== TEXTO PROPORCIONADO ==
□ □ □ □ □ □ □
Con respecto a las interrupciones hay que aguantar el tirón; con las molestias telefónicas, el móvil, el wifi y la madre que los parió, basta con desconectarlo todo, sugerencia que en algunos casos es imposible porque hay personas que no pueden vivir sin el móvil pegado a la oreja con goma arábiga. Cómodamente arrellanados en una butaca o un sofá se puede disfrutar de una película.

Pero ¡tate! No hay palomitas de maíz, ni olor a aceite, ni la sonora masticación de las pipas de girasol; pero cuando uno está ensimismado contemplando el bucólico campo de margaritas silvestres y vacas de la raza frisona pastando para crear el ambiente, o el malo está a punto de matar al bueno, o el automóvil a 250 kilómetros por hora vuela por una zigzagueante carretera que discurre por unos espectaculares acantilados, ¡zas!, se corta la escena y aparece en la pantalla el aviso: Volvemos en siete minutos. Y del placer de la emocionante escena pasamos a contemplar a un señor tomándose un brebaje que le exime de acumular colesterol en las venas, una monada de dieciocho años extendiéndose una crema manifestando que está así de bonita por aplicársela todos los días, una sofisticada dama que viste un vaporoso vestido que en un inglés de la BBC recomienda un perfume para regalar el Día de la Madre o en la inmediata la Navidad, unos niños masticando unas patatas crujientes que padece que van a romper los dientes.Los cortes

A los siete minutos y un segundo, se reanuda la interrumpida secuencia. El vehículo llega a su destino y continúa la historia en la que volvemos a engancharnos hasta que diez minutos después, cuando el personaje se quita la camiseta mostrando sus atléticos brazos y pectorales ante la estrella y la estrella que lentamente se va desprendiéndose de los aditamentos vestiteriles, prólogo para hacer juntos el amor, y ¡nuevo corte! Volvemos en seis minutos, y en lugar de la seductora imagen del lento desarrollo de la escena, un señor que simula tener tos se toma un comprimido mágico que le devuelve la sonrisa y la alegría de vivir con el consabido «lea las instrucciones de este medicamento y consulte al farmacéutico», cambie de compañía aseguradora, visite Albacete, si le duele la espalda frótese la parte dañada con un spray milagroso y salte como una bailarina de ballet… y consulte al farmacéutico… (Los farmacéuticos deben estar hasta el gorro de tantas consultas. Acabarán, con todo derecho, a reclamar a los pacientes una cantidad por la respuesta).
□ □ □ □ □ □ □
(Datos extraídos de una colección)
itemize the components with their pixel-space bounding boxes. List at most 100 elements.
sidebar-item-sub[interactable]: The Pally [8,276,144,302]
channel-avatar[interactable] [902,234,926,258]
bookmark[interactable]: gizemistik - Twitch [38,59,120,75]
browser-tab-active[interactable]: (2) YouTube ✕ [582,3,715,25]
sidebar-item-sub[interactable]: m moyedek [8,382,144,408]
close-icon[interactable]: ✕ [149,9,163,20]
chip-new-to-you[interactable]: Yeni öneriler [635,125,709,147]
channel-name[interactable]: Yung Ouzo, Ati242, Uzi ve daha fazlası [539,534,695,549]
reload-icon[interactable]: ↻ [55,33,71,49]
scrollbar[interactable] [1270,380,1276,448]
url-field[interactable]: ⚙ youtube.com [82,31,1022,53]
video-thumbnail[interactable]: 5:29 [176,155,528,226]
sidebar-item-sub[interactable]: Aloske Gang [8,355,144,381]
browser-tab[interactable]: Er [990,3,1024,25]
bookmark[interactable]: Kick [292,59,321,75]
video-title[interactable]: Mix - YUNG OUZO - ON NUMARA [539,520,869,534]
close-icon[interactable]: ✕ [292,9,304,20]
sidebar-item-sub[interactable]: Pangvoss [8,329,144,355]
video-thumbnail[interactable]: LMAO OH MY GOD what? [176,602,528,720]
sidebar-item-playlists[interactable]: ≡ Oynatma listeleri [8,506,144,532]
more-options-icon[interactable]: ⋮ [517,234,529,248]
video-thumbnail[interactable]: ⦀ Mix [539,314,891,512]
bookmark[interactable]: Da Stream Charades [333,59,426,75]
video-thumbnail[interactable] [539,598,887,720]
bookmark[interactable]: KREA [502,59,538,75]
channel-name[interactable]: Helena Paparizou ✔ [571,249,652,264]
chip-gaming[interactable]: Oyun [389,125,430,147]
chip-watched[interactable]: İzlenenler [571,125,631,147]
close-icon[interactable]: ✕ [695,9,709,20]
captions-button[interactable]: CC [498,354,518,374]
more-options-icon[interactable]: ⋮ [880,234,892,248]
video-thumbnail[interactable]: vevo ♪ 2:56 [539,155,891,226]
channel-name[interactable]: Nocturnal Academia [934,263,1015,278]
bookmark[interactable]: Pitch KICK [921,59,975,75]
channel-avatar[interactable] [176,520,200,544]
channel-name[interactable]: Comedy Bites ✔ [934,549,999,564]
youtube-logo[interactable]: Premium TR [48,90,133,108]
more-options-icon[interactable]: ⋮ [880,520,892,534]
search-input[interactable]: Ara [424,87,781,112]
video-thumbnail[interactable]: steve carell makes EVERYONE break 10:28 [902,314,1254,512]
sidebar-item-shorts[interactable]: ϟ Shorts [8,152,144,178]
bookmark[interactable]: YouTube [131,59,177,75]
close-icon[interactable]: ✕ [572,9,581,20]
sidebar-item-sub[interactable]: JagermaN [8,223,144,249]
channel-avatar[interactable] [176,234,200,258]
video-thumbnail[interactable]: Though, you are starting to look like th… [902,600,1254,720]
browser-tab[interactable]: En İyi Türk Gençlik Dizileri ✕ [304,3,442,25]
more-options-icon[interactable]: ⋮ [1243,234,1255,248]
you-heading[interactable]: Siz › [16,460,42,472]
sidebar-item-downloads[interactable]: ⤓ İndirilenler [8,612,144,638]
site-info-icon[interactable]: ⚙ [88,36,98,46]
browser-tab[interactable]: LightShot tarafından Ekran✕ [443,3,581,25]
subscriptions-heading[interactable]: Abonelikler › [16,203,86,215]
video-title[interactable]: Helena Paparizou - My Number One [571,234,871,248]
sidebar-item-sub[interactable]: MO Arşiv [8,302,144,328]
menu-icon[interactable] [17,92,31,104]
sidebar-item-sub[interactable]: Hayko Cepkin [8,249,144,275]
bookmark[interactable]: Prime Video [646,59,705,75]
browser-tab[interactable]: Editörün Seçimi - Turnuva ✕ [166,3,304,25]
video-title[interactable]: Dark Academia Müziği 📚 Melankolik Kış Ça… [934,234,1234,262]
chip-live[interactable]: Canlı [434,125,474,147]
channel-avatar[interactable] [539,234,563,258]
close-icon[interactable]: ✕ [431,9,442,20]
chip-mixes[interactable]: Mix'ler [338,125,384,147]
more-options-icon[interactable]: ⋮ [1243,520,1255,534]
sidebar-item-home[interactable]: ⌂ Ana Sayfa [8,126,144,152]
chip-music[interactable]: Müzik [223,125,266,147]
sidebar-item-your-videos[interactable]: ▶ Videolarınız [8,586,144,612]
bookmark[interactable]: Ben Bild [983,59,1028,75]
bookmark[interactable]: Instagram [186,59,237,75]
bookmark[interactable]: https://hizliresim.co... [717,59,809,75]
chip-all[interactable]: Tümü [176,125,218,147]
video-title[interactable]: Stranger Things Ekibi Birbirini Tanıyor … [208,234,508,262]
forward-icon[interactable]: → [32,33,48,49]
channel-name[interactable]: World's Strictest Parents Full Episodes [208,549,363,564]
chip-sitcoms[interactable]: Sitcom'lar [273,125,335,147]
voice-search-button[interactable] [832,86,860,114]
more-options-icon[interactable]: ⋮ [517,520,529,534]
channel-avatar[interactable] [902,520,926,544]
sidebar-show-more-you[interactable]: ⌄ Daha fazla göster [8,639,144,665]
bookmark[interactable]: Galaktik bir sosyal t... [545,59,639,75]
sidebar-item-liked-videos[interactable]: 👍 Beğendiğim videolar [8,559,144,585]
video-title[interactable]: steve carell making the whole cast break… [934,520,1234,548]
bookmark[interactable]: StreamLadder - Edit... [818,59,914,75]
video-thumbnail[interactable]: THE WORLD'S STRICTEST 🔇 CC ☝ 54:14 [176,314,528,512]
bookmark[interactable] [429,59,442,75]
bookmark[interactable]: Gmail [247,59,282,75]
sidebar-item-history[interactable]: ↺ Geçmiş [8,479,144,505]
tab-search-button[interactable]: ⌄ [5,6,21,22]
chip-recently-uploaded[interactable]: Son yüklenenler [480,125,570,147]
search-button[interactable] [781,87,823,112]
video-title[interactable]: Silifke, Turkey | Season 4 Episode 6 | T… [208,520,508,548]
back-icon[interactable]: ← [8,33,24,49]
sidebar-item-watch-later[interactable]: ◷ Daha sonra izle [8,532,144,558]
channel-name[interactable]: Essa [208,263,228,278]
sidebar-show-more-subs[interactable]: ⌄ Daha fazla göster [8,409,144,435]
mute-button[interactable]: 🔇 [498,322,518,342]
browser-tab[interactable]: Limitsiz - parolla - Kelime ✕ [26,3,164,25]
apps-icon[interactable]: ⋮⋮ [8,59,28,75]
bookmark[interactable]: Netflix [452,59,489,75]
□ □ □ □ □ □ □
== EJERCICIO ==
En el texto sobre los cortes publicitarios durante las películas, ¿qué se toma el señor que simula tener tos? Para resolver el ejercicio no hace falta consultar los datos.

== SOLUCIÓN ==
Un comprimido mágico que le devuelve la sonrisa y la alegría de vivir.